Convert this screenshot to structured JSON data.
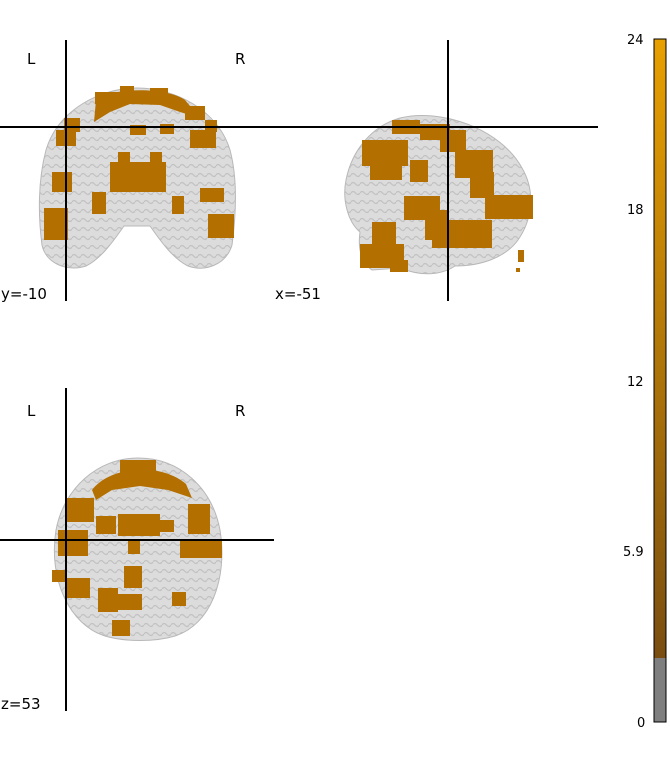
{
  "panels": {
    "coronal": {
      "left_label": "L",
      "right_label": "R",
      "coord": "y=-10"
    },
    "sagittal": {
      "coord": "x=-51"
    },
    "axial": {
      "left_label": "L",
      "right_label": "R",
      "coord": "z=53"
    }
  },
  "colorbar": {
    "ticks": [
      "24",
      "18",
      "12",
      "5.9",
      "0"
    ],
    "min": 0,
    "max": 24,
    "threshold": 2.1,
    "colors": {
      "low": "#7a4e10",
      "high": "#e8a000",
      "below_threshold": "#7f7f7f"
    }
  },
  "colors": {
    "brain": "#d9d9d9",
    "brain_shade": "#bdbdbd",
    "overlay": "#b36f00",
    "crosshair": "#000000"
  }
}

§ **Task brief**: Transcribe all of the entries word for word, but skip any pictures they contain.

§ **Complete answer**:
Convert this screenshot to structured JSON data.
{
  "panels": {
    "coronal": {
      "left_label": "L",
      "right_label": "R",
      "coord": "y=-10"
    },
    "sagittal": {
      "coord": "x=-51"
    },
    "axial": {
      "left_label": "L",
      "right_label": "R",
      "coord": "z=53"
    }
  },
  "colorbar": {
    "ticks": [
      "24",
      "18",
      "12",
      "5.9",
      "0"
    ],
    "min": 0,
    "max": 24,
    "threshold": 2.1,
    "colors": {
      "low": "#7a4e10",
      "high": "#e8a000",
      "below_threshold": "#7f7f7f"
    }
  },
  "colors": {
    "brain": "#d9d9d9",
    "brain_shade": "#bdbdbd",
    "overlay": "#b36f00",
    "crosshair": "#000000"
  }
}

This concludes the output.